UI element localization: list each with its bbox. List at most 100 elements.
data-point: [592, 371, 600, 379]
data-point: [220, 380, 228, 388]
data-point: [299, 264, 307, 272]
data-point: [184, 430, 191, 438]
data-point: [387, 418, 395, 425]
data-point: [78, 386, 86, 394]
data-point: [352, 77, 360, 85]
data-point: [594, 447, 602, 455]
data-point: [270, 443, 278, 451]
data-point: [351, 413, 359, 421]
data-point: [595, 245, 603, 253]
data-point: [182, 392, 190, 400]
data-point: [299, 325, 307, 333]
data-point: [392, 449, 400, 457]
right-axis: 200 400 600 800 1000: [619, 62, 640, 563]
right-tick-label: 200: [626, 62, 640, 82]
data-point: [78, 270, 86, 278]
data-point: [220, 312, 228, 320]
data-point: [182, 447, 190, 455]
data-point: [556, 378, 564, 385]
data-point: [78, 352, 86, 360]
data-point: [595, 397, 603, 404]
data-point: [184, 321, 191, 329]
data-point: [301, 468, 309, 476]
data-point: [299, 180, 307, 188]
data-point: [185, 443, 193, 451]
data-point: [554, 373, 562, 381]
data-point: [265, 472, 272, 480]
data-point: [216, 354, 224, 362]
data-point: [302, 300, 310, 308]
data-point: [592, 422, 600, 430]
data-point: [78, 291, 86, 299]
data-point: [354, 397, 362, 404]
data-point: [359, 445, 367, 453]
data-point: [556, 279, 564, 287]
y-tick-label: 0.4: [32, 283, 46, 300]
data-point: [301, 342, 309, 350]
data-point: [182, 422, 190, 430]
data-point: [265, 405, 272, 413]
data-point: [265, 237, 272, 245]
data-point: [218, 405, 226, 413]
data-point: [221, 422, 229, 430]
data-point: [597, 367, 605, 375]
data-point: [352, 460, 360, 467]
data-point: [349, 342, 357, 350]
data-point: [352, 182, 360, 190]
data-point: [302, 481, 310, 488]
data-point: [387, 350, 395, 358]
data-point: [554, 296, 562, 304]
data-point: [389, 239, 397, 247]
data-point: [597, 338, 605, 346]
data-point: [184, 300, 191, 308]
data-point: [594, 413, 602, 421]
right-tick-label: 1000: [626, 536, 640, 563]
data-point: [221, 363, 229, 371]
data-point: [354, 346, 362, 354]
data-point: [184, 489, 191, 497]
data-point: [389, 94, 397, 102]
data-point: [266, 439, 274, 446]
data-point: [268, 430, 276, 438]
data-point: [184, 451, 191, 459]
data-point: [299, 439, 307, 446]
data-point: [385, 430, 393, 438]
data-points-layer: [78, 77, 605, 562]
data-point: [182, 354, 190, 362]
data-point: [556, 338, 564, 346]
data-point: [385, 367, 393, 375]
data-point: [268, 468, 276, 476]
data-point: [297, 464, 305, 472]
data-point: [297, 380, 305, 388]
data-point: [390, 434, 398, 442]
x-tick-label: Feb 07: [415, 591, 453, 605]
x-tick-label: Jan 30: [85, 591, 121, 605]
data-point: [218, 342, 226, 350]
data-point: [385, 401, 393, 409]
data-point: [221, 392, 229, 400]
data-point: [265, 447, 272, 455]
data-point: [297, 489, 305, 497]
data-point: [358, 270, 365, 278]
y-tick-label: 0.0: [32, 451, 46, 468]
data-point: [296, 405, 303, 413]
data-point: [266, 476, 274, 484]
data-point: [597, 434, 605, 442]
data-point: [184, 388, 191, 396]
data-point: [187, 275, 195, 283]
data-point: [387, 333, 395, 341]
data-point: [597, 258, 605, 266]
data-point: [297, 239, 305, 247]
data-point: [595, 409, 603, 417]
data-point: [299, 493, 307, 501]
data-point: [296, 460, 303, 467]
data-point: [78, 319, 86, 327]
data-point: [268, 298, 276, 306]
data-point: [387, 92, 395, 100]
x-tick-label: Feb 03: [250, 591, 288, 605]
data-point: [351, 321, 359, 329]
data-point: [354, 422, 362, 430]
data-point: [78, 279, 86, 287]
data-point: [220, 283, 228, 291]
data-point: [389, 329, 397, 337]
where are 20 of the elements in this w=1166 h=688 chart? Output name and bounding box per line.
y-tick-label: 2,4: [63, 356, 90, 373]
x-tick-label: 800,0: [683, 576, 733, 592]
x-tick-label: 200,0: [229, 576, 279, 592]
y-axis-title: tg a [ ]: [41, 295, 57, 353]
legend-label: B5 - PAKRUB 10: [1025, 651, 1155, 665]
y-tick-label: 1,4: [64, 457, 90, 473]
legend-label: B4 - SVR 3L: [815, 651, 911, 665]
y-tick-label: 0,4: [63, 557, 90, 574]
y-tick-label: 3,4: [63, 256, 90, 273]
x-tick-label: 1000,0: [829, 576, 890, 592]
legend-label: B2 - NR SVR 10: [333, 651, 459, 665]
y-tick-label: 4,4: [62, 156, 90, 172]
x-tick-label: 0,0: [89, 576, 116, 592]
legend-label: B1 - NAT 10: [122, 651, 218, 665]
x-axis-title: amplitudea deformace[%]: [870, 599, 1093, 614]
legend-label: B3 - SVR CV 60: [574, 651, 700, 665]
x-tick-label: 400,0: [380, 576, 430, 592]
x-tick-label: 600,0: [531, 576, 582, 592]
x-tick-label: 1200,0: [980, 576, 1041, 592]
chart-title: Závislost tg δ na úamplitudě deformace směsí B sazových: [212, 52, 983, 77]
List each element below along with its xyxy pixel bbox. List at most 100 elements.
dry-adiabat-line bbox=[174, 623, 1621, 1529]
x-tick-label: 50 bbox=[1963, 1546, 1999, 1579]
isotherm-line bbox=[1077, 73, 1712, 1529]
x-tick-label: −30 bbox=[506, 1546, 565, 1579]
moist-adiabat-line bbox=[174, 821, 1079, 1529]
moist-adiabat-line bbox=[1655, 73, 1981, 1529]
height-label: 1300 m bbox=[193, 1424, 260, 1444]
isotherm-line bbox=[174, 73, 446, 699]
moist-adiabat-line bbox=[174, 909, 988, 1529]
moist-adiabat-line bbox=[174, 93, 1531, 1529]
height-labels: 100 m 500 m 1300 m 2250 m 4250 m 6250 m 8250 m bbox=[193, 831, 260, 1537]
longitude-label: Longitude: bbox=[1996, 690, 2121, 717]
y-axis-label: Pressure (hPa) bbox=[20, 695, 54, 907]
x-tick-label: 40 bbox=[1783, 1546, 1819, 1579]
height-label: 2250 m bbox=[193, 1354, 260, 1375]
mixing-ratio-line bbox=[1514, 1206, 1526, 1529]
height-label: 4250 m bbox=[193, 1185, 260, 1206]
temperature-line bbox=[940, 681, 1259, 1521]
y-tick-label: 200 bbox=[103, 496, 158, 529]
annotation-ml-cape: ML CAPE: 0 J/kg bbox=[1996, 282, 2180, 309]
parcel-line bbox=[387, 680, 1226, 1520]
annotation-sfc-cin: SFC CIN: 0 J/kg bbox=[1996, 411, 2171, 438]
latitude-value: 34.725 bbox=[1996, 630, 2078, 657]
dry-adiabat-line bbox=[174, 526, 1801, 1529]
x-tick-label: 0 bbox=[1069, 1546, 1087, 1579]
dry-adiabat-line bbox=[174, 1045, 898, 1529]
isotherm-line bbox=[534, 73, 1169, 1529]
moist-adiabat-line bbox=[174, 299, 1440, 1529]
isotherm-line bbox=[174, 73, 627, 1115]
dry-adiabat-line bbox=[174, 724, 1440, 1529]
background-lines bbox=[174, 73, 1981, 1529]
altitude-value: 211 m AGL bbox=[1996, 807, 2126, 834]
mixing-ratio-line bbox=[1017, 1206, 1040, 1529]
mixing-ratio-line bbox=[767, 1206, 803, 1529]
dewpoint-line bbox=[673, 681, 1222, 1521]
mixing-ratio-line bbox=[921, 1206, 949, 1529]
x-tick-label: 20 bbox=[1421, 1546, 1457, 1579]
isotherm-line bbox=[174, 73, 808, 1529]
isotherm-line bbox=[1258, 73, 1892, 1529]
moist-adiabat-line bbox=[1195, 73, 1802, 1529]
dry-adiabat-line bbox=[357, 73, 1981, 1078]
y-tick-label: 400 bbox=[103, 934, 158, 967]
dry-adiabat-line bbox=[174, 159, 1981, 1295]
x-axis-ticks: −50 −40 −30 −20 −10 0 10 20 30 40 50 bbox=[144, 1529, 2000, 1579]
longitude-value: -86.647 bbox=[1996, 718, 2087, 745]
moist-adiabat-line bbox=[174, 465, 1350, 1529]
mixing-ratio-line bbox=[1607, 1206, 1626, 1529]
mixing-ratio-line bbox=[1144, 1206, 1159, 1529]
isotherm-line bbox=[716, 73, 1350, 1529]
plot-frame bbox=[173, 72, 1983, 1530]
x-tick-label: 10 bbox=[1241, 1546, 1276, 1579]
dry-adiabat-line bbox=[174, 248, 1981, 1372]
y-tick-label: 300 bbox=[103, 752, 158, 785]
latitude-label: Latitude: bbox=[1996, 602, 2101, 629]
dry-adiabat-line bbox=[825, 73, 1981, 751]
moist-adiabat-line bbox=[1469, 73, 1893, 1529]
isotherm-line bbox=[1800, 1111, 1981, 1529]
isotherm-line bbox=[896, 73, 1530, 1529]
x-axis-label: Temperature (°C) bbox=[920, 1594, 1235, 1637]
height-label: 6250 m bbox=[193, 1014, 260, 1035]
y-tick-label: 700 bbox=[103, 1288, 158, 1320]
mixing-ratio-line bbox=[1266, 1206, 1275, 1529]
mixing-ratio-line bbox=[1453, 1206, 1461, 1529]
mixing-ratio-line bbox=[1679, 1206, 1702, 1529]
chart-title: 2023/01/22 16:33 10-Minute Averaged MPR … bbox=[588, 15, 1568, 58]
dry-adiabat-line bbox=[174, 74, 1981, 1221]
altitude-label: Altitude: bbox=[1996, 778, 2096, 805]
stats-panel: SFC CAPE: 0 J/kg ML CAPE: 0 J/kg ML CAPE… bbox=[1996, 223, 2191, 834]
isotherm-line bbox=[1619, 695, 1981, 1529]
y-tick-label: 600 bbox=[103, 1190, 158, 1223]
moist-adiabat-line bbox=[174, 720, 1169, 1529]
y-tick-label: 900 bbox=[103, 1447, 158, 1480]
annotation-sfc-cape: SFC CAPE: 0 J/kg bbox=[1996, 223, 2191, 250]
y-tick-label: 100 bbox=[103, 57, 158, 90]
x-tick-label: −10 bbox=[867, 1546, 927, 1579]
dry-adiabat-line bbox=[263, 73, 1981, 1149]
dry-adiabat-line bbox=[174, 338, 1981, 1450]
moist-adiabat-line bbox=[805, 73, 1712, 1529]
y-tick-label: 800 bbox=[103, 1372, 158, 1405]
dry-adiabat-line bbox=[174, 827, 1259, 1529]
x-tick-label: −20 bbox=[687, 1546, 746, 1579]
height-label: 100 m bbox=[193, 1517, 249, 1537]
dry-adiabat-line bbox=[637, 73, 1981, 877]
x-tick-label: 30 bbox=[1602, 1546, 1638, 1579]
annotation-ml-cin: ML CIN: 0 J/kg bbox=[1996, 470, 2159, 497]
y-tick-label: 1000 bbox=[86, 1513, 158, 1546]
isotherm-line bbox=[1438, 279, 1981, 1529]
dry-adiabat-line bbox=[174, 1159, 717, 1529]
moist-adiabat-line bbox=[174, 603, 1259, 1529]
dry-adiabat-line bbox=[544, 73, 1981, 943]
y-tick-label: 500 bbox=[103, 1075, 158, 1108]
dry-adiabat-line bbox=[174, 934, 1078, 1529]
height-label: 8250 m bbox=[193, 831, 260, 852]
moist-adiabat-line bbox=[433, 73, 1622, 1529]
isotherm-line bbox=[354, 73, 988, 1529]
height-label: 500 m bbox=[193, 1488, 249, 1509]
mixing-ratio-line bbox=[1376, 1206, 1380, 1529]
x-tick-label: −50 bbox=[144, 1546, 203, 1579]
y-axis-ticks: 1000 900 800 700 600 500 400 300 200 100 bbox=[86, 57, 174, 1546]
= = = =
- Brief
Please format the listing above as a numbered list, from its first line through the line with "data-point: [216, 354, 224, 362]", and omit any blank lines.

- Task result
1. UI element localization: list each with its bbox. List at most 100 elements.
2. data-point: [592, 371, 600, 379]
3. data-point: [220, 380, 228, 388]
4. data-point: [299, 264, 307, 272]
5. data-point: [184, 430, 191, 438]
6. data-point: [387, 418, 395, 425]
7. data-point: [78, 386, 86, 394]
8. data-point: [352, 77, 360, 85]
9. data-point: [594, 447, 602, 455]
10. data-point: [270, 443, 278, 451]
11. data-point: [351, 413, 359, 421]
12. data-point: [595, 245, 603, 253]
13. data-point: [182, 392, 190, 400]
14. data-point: [299, 325, 307, 333]
15. data-point: [392, 449, 400, 457]
16. right-axis: 200 400 600 800 1000: [619, 62, 640, 563]
17. right-tick-label: 200: [626, 62, 640, 82]
18. data-point: [78, 270, 86, 278]
19. data-point: [220, 312, 228, 320]
20. data-point: [182, 447, 190, 455]
21. data-point: [556, 378, 564, 385]
22. data-point: [78, 352, 86, 360]
23. data-point: [595, 397, 603, 404]
24. data-point: [184, 321, 191, 329]
25. data-point: [301, 468, 309, 476]
26. data-point: [299, 180, 307, 188]
27. data-point: [185, 443, 193, 451]
28. data-point: [554, 373, 562, 381]
29. data-point: [265, 472, 272, 480]
30. data-point: [216, 354, 224, 362]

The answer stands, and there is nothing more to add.